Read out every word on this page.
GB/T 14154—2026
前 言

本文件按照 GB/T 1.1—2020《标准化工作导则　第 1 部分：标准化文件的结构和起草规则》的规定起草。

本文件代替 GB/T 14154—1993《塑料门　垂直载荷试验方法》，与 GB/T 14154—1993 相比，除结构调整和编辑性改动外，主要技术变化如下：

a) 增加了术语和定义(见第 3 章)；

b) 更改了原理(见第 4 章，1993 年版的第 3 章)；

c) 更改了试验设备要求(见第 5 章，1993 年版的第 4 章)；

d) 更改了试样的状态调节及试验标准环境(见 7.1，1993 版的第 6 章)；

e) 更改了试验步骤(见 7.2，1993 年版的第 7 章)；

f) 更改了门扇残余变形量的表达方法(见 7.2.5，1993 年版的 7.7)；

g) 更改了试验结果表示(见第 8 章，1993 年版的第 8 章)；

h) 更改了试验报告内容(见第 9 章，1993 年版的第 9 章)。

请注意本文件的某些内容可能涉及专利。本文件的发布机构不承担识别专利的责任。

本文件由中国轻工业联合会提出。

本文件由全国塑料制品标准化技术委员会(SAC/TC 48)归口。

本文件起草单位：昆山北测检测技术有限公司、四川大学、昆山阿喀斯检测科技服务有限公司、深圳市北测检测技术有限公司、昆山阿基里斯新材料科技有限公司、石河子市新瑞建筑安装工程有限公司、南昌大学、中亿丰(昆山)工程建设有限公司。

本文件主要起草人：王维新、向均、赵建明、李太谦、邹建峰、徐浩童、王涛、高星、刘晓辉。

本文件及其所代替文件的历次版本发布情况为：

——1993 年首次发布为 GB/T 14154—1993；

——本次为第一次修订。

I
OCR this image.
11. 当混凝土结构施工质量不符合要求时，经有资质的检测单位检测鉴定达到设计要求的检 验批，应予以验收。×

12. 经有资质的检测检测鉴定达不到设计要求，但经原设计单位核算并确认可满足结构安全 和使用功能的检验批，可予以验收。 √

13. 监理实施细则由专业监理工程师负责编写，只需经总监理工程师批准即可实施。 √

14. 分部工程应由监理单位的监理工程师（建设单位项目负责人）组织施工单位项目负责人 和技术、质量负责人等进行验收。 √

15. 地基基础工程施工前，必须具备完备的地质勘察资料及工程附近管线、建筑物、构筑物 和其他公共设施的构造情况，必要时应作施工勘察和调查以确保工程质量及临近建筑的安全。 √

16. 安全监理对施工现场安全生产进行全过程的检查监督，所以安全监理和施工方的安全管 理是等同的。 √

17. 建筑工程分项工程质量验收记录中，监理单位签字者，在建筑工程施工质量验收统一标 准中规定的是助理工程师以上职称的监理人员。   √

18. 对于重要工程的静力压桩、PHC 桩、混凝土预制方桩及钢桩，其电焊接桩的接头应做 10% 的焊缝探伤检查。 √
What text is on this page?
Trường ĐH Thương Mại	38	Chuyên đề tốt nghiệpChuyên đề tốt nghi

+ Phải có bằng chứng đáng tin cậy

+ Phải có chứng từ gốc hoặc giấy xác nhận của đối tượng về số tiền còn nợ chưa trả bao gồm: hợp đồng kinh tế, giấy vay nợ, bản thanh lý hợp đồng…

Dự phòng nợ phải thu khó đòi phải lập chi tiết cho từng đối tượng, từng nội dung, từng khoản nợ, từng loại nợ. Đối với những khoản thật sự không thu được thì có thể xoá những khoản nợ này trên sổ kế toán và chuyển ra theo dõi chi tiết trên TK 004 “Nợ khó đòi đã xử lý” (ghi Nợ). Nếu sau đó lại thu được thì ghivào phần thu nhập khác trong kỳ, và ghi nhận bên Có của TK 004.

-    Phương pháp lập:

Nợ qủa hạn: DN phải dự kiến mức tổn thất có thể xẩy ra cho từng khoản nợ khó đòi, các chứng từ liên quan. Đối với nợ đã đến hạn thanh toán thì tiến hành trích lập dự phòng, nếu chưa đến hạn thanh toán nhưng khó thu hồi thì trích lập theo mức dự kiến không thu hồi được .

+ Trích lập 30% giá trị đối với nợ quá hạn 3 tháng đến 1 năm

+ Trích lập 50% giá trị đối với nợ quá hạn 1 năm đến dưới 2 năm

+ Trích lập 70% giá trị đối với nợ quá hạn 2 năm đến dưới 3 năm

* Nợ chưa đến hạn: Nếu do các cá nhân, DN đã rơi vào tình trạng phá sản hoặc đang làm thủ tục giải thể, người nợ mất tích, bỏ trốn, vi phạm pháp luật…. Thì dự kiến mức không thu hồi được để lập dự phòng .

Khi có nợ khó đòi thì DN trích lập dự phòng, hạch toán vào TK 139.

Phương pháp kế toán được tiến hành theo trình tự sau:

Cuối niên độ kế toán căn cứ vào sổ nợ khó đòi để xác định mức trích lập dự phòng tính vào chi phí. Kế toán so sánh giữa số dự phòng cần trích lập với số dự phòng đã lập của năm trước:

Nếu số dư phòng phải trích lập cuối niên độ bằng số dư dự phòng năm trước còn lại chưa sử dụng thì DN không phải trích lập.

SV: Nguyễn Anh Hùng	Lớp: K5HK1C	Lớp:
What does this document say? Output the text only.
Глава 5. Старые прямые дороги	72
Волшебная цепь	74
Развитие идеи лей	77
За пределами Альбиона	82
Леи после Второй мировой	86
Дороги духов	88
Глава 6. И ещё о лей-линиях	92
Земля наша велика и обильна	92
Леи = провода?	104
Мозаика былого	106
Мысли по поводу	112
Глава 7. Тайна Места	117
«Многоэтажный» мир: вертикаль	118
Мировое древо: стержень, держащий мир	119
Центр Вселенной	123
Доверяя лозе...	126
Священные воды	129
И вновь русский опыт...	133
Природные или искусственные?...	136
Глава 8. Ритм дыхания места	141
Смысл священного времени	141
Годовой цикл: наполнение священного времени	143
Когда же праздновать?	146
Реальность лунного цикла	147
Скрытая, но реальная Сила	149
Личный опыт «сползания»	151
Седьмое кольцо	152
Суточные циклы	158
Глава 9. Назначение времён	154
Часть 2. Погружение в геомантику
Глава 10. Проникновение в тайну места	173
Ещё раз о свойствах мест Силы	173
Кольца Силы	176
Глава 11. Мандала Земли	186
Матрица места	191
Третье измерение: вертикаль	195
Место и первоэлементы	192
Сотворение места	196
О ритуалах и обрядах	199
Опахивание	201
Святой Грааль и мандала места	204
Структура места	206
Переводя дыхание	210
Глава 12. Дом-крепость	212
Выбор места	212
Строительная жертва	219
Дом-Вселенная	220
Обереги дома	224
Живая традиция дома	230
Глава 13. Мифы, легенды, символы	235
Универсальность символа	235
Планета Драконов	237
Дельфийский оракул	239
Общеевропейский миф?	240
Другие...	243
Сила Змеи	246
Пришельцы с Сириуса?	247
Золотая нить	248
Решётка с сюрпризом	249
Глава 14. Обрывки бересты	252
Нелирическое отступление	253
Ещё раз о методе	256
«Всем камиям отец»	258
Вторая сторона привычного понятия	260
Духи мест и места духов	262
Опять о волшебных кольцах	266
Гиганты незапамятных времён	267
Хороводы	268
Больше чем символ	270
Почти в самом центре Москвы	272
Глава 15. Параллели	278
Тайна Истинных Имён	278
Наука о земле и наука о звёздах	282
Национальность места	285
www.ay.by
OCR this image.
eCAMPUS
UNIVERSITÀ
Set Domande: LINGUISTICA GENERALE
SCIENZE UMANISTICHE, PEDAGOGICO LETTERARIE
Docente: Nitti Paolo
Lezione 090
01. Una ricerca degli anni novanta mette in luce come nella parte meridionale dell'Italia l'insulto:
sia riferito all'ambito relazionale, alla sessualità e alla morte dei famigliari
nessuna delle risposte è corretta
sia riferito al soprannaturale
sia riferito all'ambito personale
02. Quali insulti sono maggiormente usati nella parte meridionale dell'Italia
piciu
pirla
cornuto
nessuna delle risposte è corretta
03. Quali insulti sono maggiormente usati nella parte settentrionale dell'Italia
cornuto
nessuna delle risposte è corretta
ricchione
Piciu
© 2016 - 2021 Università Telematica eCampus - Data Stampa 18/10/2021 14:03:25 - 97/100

-=-=-=-=-

§ **Work required**
Within the entries above, report how many lines include "trước", and keep the answer to the number.

§ **Expected output**
2